===== Raw records

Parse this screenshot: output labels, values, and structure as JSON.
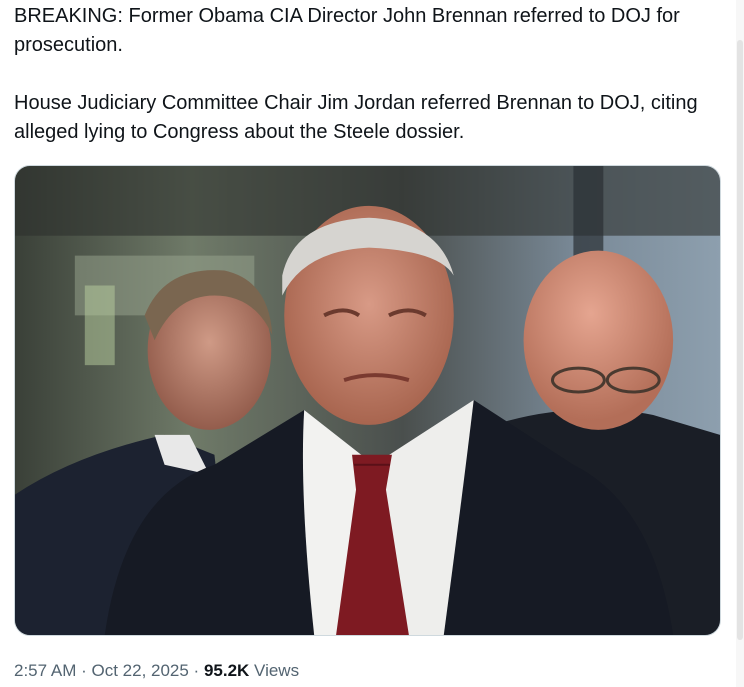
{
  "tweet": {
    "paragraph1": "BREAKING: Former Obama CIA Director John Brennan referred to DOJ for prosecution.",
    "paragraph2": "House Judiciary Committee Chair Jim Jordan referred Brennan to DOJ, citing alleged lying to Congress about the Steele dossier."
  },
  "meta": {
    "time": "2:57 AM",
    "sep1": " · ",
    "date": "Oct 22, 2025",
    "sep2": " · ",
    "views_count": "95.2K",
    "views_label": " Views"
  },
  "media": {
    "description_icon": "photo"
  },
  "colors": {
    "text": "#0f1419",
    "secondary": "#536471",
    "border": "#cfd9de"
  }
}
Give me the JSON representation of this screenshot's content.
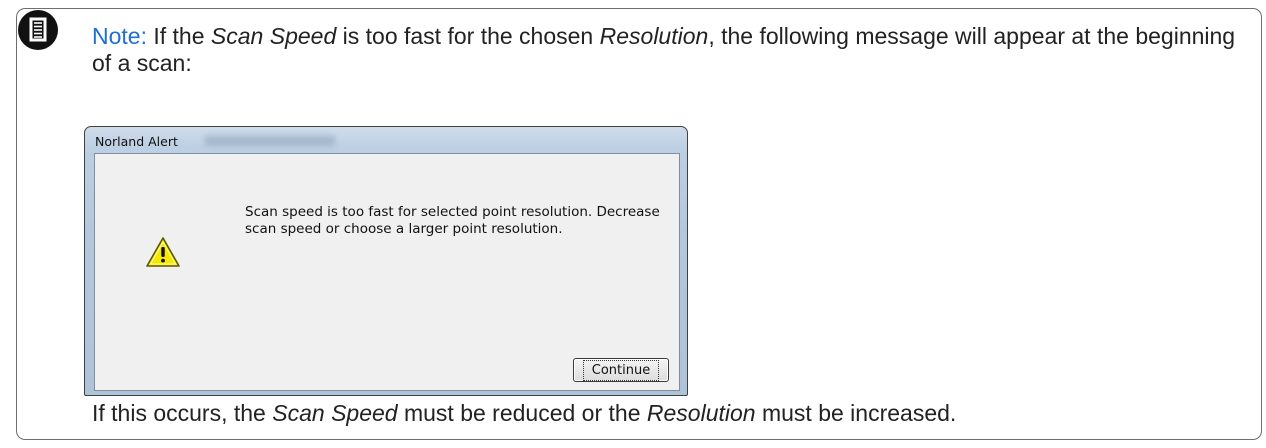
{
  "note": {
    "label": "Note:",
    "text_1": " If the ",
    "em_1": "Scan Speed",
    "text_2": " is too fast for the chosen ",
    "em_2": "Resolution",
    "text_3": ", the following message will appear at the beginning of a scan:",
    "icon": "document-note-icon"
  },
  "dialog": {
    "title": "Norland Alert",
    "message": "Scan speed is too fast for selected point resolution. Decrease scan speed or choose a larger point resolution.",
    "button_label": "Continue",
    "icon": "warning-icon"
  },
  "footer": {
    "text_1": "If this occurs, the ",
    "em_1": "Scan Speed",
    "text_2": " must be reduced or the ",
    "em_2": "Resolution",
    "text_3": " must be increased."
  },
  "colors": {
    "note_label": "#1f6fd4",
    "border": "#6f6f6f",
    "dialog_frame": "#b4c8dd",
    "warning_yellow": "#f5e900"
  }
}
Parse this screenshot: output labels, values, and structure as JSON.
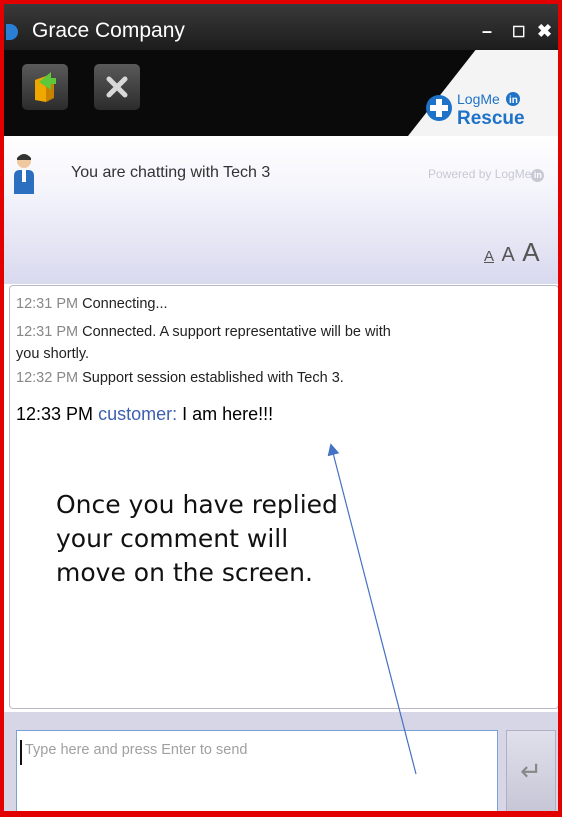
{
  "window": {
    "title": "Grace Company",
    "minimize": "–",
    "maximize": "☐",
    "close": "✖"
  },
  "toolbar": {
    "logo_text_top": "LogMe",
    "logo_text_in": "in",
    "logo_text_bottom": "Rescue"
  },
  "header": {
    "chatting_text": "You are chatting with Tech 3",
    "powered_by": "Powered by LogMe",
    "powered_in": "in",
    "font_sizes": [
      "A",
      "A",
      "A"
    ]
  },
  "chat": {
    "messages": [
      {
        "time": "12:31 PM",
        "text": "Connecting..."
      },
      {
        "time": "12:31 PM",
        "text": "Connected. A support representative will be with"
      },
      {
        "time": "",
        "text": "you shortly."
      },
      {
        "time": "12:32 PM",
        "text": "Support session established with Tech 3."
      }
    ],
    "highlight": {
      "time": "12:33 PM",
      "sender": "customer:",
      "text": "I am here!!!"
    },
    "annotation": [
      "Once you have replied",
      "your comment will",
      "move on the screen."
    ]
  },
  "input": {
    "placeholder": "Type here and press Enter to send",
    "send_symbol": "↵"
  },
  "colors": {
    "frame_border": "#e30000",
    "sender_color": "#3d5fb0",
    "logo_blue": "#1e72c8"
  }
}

==========

Stated exercise -> Restate the data above word for word. Skip every picture.

Solution for this task ->
Parse this screenshot: output labels, values, and structure as JSON.
{
  "tweet": {
    "paragraph1": "BREAKING: Former Obama CIA Director John Brennan referred to DOJ for prosecution.",
    "paragraph2": "House Judiciary Committee Chair Jim Jordan referred Brennan to DOJ, citing alleged lying to Congress about the Steele dossier."
  },
  "meta": {
    "time": "2:57 AM",
    "sep1": " · ",
    "date": "Oct 22, 2025",
    "sep2": " · ",
    "views_count": "95.2K",
    "views_label": " Views"
  },
  "media": {
    "description_icon": "photo"
  },
  "colors": {
    "text": "#0f1419",
    "secondary": "#536471",
    "border": "#cfd9de"
  }
}
Give me the JSON representation of this screenshot's content.
{
  "note": {
    "label": "Note:",
    "text_1": " If the ",
    "em_1": "Scan Speed",
    "text_2": " is too fast for the chosen ",
    "em_2": "Resolution",
    "text_3": ", the following message will appear at the beginning of a scan:",
    "icon": "document-note-icon"
  },
  "dialog": {
    "title": "Norland Alert",
    "message": "Scan speed is too fast for selected point resolution. Decrease scan speed or choose a larger point resolution.",
    "button_label": "Continue",
    "icon": "warning-icon"
  },
  "footer": {
    "text_1": "If this occurs, the ",
    "em_1": "Scan Speed",
    "text_2": " must be reduced or the ",
    "em_2": "Resolution",
    "text_3": " must be increased."
  },
  "colors": {
    "note_label": "#1f6fd4",
    "border": "#6f6f6f",
    "dialog_frame": "#b4c8dd",
    "warning_yellow": "#f5e900"
  }
}
Parse this screenshot: output labels, values, and structure as JSON.
{
  "window": {
    "title": "Grace Company",
    "minimize": "–",
    "maximize": "☐",
    "close": "✖"
  },
  "toolbar": {
    "logo_text_top": "LogMe",
    "logo_text_in": "in",
    "logo_text_bottom": "Rescue"
  },
  "header": {
    "chatting_text": "You are chatting with Tech 3",
    "powered_by": "Powered by LogMe",
    "powered_in": "in",
    "font_sizes": [
      "A",
      "A",
      "A"
    ]
  },
  "chat": {
    "messages": [
      {
        "time": "12:31 PM",
        "text": "Connecting..."
      },
      {
        "time": "12:31 PM",
        "text": "Connected. A support representative will be with"
      },
      {
        "time": "",
        "text": "you shortly."
      },
      {
        "time": "12:32 PM",
        "text": "Support session established with Tech 3."
      }
    ],
    "highlight": {
      "time": "12:33 PM",
      "sender": "customer:",
      "text": "I am here!!!"
    },
    "annotation": [
      "Once you have replied",
      "your comment will",
      "move on the screen."
    ]
  },
  "input": {
    "placeholder": "Type here and press Enter to send",
    "send_symbol": "↵"
  },
  "colors": {
    "frame_border": "#e30000",
    "sender_color": "#3d5fb0",
    "logo_blue": "#1e72c8"
  }
}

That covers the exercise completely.